Stored data

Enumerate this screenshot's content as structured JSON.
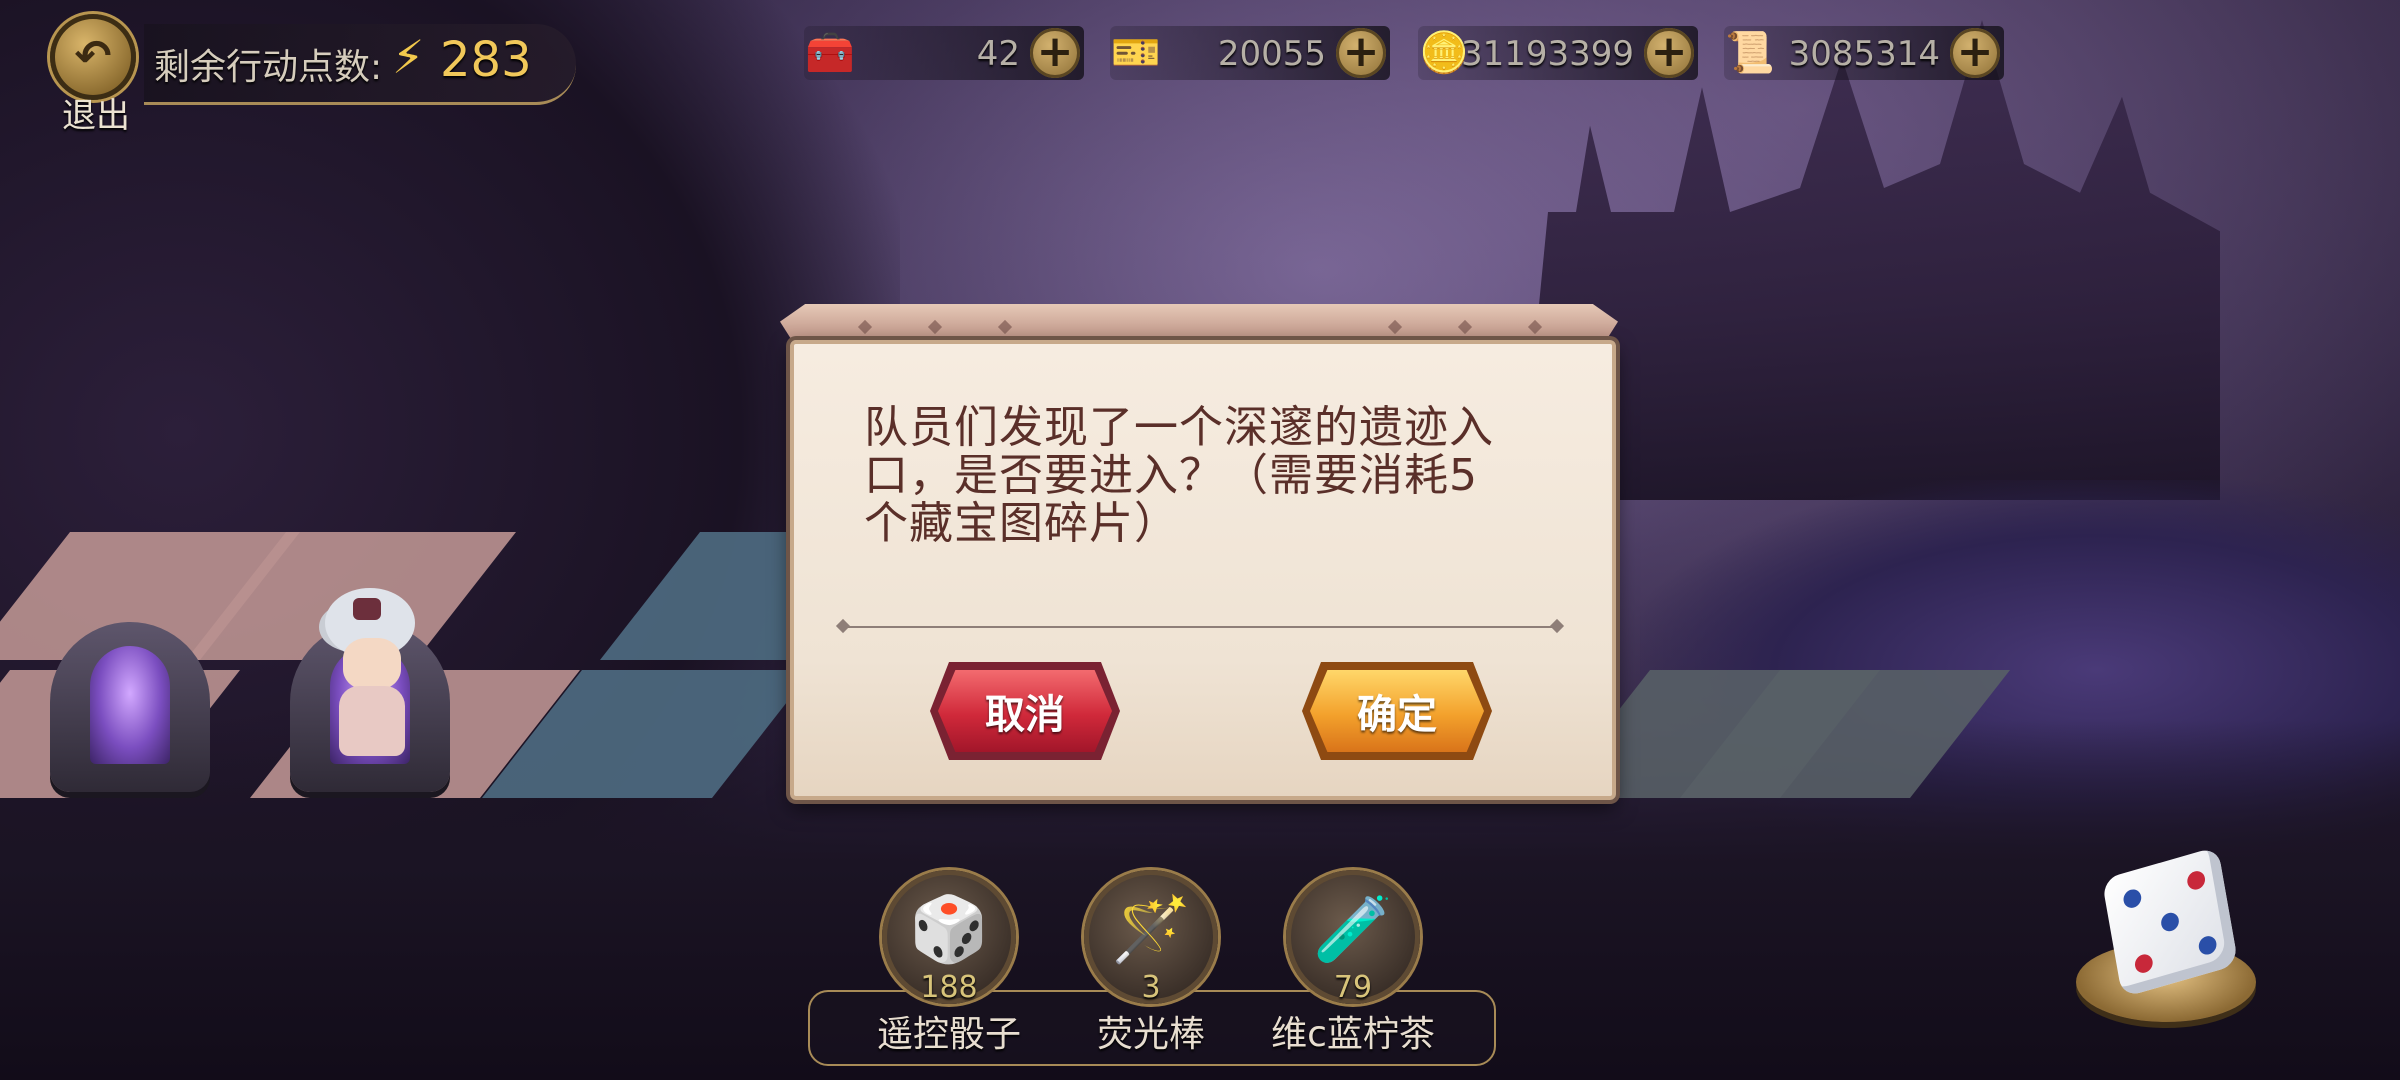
{
  "top_bar": {
    "exit_label": "退出",
    "action_points_label": "剩余行动点数:",
    "action_points_value": "283"
  },
  "resources": [
    {
      "icon": "treasure-chest-icon",
      "value": "42"
    },
    {
      "icon": "blue-card-icon",
      "value": "20055"
    },
    {
      "icon": "gold-coin-icon",
      "value": "31193399"
    },
    {
      "icon": "gold-fragment-icon",
      "value": "3085314"
    }
  ],
  "dialog": {
    "message": "队员们发现了一个深邃的遗迹入口，是否要进入？（需要消耗5个藏宝图碎片）",
    "cancel_label": "取消",
    "confirm_label": "确定"
  },
  "items": [
    {
      "name": "遥控骰子",
      "count": "188",
      "icon": "remote-dice-icon"
    },
    {
      "name": "荧光棒",
      "count": "3",
      "icon": "glow-stick-icon"
    },
    {
      "name": "维c蓝柠茶",
      "count": "79",
      "icon": "blue-lemon-tea-icon"
    }
  ],
  "colors": {
    "accent_gold": "#f1c85a",
    "cancel_red": "#d0293a",
    "confirm_orange": "#f3a12c",
    "dialog_text": "#5a2f29"
  }
}
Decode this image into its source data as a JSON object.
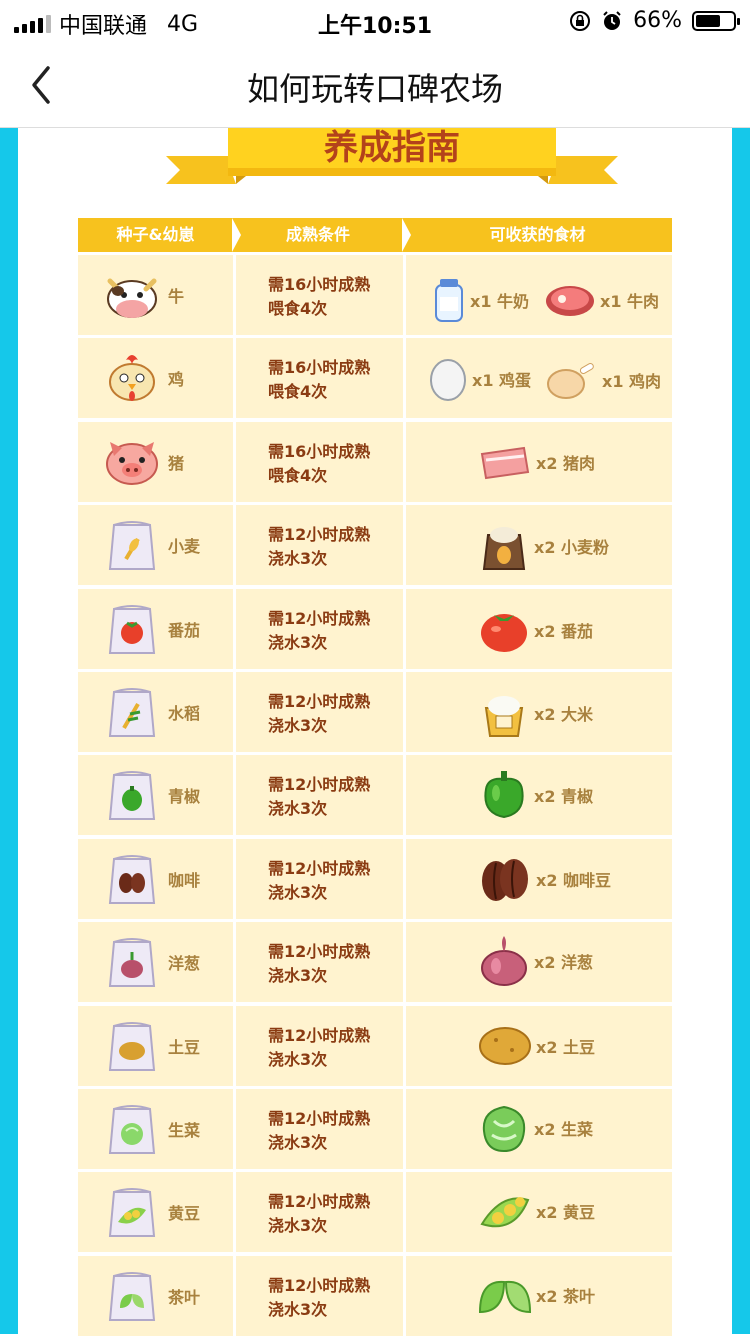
{
  "status": {
    "carrier": "中国联通",
    "network": "4G",
    "time": "上午10:51",
    "battery": "66%"
  },
  "nav": {
    "title": "如何玩转口碑农场"
  },
  "banner": {
    "title": "养成指南"
  },
  "table": {
    "headers": [
      "种子&幼崽",
      "成熟条件",
      "可收获的食材"
    ],
    "rows": [
      {
        "name": "牛",
        "cond1": "需16小时成熟",
        "cond2": "喂食4次",
        "p1": "x1 牛奶",
        "p2": "x1 牛肉"
      },
      {
        "name": "鸡",
        "cond1": "需16小时成熟",
        "cond2": "喂食4次",
        "p1": "x1 鸡蛋",
        "p2": "x1 鸡肉"
      },
      {
        "name": "猪",
        "cond1": "需16小时成熟",
        "cond2": "喂食4次",
        "p1": "x2 猪肉"
      },
      {
        "name": "小麦",
        "cond1": "需12小时成熟",
        "cond2": "浇水3次",
        "p1": "x2 小麦粉"
      },
      {
        "name": "番茄",
        "cond1": "需12小时成熟",
        "cond2": "浇水3次",
        "p1": "x2 番茄"
      },
      {
        "name": "水稻",
        "cond1": "需12小时成熟",
        "cond2": "浇水3次",
        "p1": "x2 大米"
      },
      {
        "name": "青椒",
        "cond1": "需12小时成熟",
        "cond2": "浇水3次",
        "p1": "x2 青椒"
      },
      {
        "name": "咖啡",
        "cond1": "需12小时成熟",
        "cond2": "浇水3次",
        "p1": "x2 咖啡豆"
      },
      {
        "name": "洋葱",
        "cond1": "需12小时成熟",
        "cond2": "浇水3次",
        "p1": "x2 洋葱"
      },
      {
        "name": "土豆",
        "cond1": "需12小时成熟",
        "cond2": "浇水3次",
        "p1": "x2 土豆"
      },
      {
        "name": "生菜",
        "cond1": "需12小时成熟",
        "cond2": "浇水3次",
        "p1": "x2 生菜"
      },
      {
        "name": "黄豆",
        "cond1": "需12小时成熟",
        "cond2": "浇水3次",
        "p1": "x2 黄豆"
      },
      {
        "name": "茶叶",
        "cond1": "需12小时成熟",
        "cond2": "浇水3次",
        "p1": "x2 茶叶"
      }
    ]
  },
  "colors": {
    "frame": "#15c8ea",
    "header": "#f7c21e",
    "cell": "#fff3cf",
    "titleText": "#b3421b"
  }
}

AIM OF THE EXERCISE
Of all the lines in the listing above, how many include "JSON"? Write only the number.

EXERCISE RESULT
2